§ **EXERCISE TASK**
Give the listing again in full, exactly as written.

[Figure content listings]
---+---

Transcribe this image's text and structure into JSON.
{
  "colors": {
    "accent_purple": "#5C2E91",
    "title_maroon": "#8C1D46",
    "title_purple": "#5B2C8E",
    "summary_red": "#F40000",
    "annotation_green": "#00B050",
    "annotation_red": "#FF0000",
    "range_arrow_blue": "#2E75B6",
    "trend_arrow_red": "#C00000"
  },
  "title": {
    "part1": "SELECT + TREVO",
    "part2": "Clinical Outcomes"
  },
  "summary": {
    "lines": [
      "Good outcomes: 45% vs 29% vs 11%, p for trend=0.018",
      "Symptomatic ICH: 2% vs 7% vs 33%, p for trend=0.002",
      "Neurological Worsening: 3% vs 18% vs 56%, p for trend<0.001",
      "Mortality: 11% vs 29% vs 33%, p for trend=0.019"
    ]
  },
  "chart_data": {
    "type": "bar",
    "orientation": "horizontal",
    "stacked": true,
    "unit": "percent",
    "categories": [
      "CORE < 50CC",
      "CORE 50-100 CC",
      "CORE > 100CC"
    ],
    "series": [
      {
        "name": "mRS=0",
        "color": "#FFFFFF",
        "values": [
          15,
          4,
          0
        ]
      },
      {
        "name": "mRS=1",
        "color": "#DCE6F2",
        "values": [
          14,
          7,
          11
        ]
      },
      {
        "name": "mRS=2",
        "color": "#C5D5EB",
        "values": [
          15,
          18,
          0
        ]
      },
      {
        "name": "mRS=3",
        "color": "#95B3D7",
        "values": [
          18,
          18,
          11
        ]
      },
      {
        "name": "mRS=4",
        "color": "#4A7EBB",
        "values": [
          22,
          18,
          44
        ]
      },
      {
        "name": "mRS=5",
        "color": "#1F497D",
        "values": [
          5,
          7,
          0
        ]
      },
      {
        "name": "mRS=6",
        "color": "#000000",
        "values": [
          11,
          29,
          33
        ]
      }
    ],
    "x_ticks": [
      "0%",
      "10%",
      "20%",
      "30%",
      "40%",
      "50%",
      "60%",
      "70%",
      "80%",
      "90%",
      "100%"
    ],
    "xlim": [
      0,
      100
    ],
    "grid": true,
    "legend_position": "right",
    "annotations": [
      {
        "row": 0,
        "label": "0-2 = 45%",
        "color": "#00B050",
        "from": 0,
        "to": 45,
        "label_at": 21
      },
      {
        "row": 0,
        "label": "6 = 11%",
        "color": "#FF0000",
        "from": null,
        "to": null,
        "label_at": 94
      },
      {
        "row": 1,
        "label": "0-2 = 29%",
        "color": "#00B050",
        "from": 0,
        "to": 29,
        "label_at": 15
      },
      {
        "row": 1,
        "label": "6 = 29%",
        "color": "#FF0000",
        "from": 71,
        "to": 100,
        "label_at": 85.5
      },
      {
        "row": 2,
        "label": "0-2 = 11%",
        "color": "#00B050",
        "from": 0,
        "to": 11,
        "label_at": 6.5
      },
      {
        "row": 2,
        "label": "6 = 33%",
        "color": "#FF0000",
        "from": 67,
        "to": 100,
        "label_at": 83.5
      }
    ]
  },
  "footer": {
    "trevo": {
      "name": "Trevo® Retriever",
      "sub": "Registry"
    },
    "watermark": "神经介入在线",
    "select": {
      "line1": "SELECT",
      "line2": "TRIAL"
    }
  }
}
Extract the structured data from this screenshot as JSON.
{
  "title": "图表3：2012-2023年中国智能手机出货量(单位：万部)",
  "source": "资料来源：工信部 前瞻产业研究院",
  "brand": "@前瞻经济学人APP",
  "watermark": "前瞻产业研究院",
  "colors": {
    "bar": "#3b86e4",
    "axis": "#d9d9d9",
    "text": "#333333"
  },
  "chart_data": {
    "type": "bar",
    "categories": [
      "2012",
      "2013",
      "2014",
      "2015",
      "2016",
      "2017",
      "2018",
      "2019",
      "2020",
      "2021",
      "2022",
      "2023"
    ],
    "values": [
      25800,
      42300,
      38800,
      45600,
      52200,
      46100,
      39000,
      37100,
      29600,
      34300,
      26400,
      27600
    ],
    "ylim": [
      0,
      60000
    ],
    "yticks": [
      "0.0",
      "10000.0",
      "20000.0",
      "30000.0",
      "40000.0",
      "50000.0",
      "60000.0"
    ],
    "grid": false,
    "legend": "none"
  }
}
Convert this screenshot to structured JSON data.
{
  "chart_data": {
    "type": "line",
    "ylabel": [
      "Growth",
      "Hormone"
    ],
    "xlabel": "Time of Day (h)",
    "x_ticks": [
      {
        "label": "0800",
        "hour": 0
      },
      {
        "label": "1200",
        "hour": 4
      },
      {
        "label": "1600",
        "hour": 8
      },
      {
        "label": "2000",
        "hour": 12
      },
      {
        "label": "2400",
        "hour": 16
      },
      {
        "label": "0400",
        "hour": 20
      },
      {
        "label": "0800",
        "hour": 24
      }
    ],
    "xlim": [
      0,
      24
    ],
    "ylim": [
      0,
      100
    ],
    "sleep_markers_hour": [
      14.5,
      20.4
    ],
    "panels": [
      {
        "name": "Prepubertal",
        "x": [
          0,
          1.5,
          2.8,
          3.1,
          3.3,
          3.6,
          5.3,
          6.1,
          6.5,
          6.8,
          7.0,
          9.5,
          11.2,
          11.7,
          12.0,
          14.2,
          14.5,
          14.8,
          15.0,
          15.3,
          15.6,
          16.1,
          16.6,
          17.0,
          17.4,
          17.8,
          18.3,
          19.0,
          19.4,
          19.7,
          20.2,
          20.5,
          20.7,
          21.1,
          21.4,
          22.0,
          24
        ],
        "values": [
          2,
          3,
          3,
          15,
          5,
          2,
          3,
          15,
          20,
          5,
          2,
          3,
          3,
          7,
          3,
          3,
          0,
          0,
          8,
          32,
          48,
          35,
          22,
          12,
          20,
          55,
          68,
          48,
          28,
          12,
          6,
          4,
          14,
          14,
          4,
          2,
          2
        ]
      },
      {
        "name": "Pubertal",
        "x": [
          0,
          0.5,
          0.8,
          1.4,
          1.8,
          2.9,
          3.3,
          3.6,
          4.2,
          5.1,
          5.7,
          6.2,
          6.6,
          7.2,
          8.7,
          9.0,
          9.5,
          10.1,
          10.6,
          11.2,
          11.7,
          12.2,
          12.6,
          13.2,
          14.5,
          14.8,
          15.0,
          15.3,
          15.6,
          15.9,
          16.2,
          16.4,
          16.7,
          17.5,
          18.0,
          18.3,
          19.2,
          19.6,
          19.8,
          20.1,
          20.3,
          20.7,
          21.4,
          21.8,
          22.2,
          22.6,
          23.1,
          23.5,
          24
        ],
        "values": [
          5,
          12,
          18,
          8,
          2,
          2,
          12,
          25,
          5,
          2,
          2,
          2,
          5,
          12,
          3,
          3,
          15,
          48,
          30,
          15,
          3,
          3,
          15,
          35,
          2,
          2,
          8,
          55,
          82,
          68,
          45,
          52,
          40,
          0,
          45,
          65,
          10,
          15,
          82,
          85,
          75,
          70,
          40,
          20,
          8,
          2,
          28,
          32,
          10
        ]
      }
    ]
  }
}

---+---

§ **SOLUTION BELOW**
Transcribe this image's text and structure into JSON.
{
  "colors": {
    "accent_purple": "#5C2E91",
    "title_maroon": "#8C1D46",
    "title_purple": "#5B2C8E",
    "summary_red": "#F40000",
    "annotation_green": "#00B050",
    "annotation_red": "#FF0000",
    "range_arrow_blue": "#2E75B6",
    "trend_arrow_red": "#C00000"
  },
  "title": {
    "part1": "SELECT + TREVO",
    "part2": "Clinical Outcomes"
  },
  "summary": {
    "lines": [
      "Good outcomes: 45% vs 29% vs 11%, p for trend=0.018",
      "Symptomatic ICH: 2% vs 7% vs 33%, p for trend=0.002",
      "Neurological Worsening: 3% vs 18% vs 56%, p for trend<0.001",
      "Mortality: 11% vs 29% vs 33%, p for trend=0.019"
    ]
  },
  "chart_data": {
    "type": "bar",
    "orientation": "horizontal",
    "stacked": true,
    "unit": "percent",
    "categories": [
      "CORE < 50CC",
      "CORE 50-100 CC",
      "CORE > 100CC"
    ],
    "series": [
      {
        "name": "mRS=0",
        "color": "#FFFFFF",
        "values": [
          15,
          4,
          0
        ]
      },
      {
        "name": "mRS=1",
        "color": "#DCE6F2",
        "values": [
          14,
          7,
          11
        ]
      },
      {
        "name": "mRS=2",
        "color": "#C5D5EB",
        "values": [
          15,
          18,
          0
        ]
      },
      {
        "name": "mRS=3",
        "color": "#95B3D7",
        "values": [
          18,
          18,
          11
        ]
      },
      {
        "name": "mRS=4",
        "color": "#4A7EBB",
        "values": [
          22,
          18,
          44
        ]
      },
      {
        "name": "mRS=5",
        "color": "#1F497D",
        "values": [
          5,
          7,
          0
        ]
      },
      {
        "name": "mRS=6",
        "color": "#000000",
        "values": [
          11,
          29,
          33
        ]
      }
    ],
    "x_ticks": [
      "0%",
      "10%",
      "20%",
      "30%",
      "40%",
      "50%",
      "60%",
      "70%",
      "80%",
      "90%",
      "100%"
    ],
    "xlim": [
      0,
      100
    ],
    "grid": true,
    "legend_position": "right",
    "annotations": [
      {
        "row": 0,
        "label": "0-2 = 45%",
        "color": "#00B050",
        "from": 0,
        "to": 45,
        "label_at": 21
      },
      {
        "row": 0,
        "label": "6 = 11%",
        "color": "#FF0000",
        "from": null,
        "to": null,
        "label_at": 94
      },
      {
        "row": 1,
        "label": "0-2 = 29%",
        "color": "#00B050",
        "from": 0,
        "to": 29,
        "label_at": 15
      },
      {
        "row": 1,
        "label": "6 = 29%",
        "color": "#FF0000",
        "from": 71,
        "to": 100,
        "label_at": 85.5
      },
      {
        "row": 2,
        "label": "0-2 = 11%",
        "color": "#00B050",
        "from": 0,
        "to": 11,
        "label_at": 6.5
      },
      {
        "row": 2,
        "label": "6 = 33%",
        "color": "#FF0000",
        "from": 67,
        "to": 100,
        "label_at": 83.5
      }
    ]
  },
  "footer": {
    "trevo": {
      "name": "Trevo® Retriever",
      "sub": "Registry"
    },
    "watermark": "神经介入在线",
    "select": {
      "line1": "SELECT",
      "line2": "TRIAL"
    }
  }
}
Extract the structured data from this screenshot as JSON.
{
  "title": "图表3：2012-2023年中国智能手机出货量(单位：万部)",
  "source": "资料来源：工信部 前瞻产业研究院",
  "brand": "@前瞻经济学人APP",
  "watermark": "前瞻产业研究院",
  "colors": {
    "bar": "#3b86e4",
    "axis": "#d9d9d9",
    "text": "#333333"
  },
  "chart_data": {
    "type": "bar",
    "categories": [
      "2012",
      "2013",
      "2014",
      "2015",
      "2016",
      "2017",
      "2018",
      "2019",
      "2020",
      "2021",
      "2022",
      "2023"
    ],
    "values": [
      25800,
      42300,
      38800,
      45600,
      52200,
      46100,
      39000,
      37100,
      29600,
      34300,
      26400,
      27600
    ],
    "ylim": [
      0,
      60000
    ],
    "yticks": [
      "0.0",
      "10000.0",
      "20000.0",
      "30000.0",
      "40000.0",
      "50000.0",
      "60000.0"
    ],
    "grid": false,
    "legend": "none"
  }
}
Convert this screenshot to structured JSON data.
{
  "chart_data": {
    "type": "line",
    "ylabel": [
      "Growth",
      "Hormone"
    ],
    "xlabel": "Time of Day (h)",
    "x_ticks": [
      {
        "label": "0800",
        "hour": 0
      },
      {
        "label": "1200",
        "hour": 4
      },
      {
        "label": "1600",
        "hour": 8
      },
      {
        "label": "2000",
        "hour": 12
      },
      {
        "label": "2400",
        "hour": 16
      },
      {
        "label": "0400",
        "hour": 20
      },
      {
        "label": "0800",
        "hour": 24
      }
    ],
    "xlim": [
      0,
      24
    ],
    "ylim": [
      0,
      100
    ],
    "sleep_markers_hour": [
      14.5,
      20.4
    ],
    "panels": [
      {
        "name": "Prepubertal",
        "x": [
          0,
          1.5,
          2.8,
          3.1,
          3.3,
          3.6,
          5.3,
          6.1,
          6.5,
          6.8,
          7.0,
          9.5,
          11.2,
          11.7,
          12.0,
          14.2,
          14.5,
          14.8,
          15.0,
          15.3,
          15.6,
          16.1,
          16.6,
          17.0,
          17.4,
          17.8,
          18.3,
          19.0,
          19.4,
          19.7,
          20.2,
          20.5,
          20.7,
          21.1,
          21.4,
          22.0,
          24
        ],
        "values": [
          2,
          3,
          3,
          15,
          5,
          2,
          3,
          15,
          20,
          5,
          2,
          3,
          3,
          7,
          3,
          3,
          0,
          0,
          8,
          32,
          48,
          35,
          22,
          12,
          20,
          55,
          68,
          48,
          28,
          12,
          6,
          4,
          14,
          14,
          4,
          2,
          2
        ]
      },
      {
        "name": "Pubertal",
        "x": [
          0,
          0.5,
          0.8,
          1.4,
          1.8,
          2.9,
          3.3,
          3.6,
          4.2,
          5.1,
          5.7,
          6.2,
          6.6,
          7.2,
          8.7,
          9.0,
          9.5,
          10.1,
          10.6,
          11.2,
          11.7,
          12.2,
          12.6,
          13.2,
          14.5,
          14.8,
          15.0,
          15.3,
          15.6,
          15.9,
          16.2,
          16.4,
          16.7,
          17.5,
          18.0,
          18.3,
          19.2,
          19.6,
          19.8,
          20.1,
          20.3,
          20.7,
          21.4,
          21.8,
          22.2,
          22.6,
          23.1,
          23.5,
          24
        ],
        "values": [
          5,
          12,
          18,
          8,
          2,
          2,
          12,
          25,
          5,
          2,
          2,
          2,
          5,
          12,
          3,
          3,
          15,
          48,
          30,
          15,
          3,
          3,
          15,
          35,
          2,
          2,
          8,
          55,
          82,
          68,
          45,
          52,
          40,
          0,
          45,
          65,
          10,
          15,
          82,
          85,
          75,
          70,
          40,
          20,
          8,
          2,
          28,
          32,
          10
        ]
      }
    ]
  }
}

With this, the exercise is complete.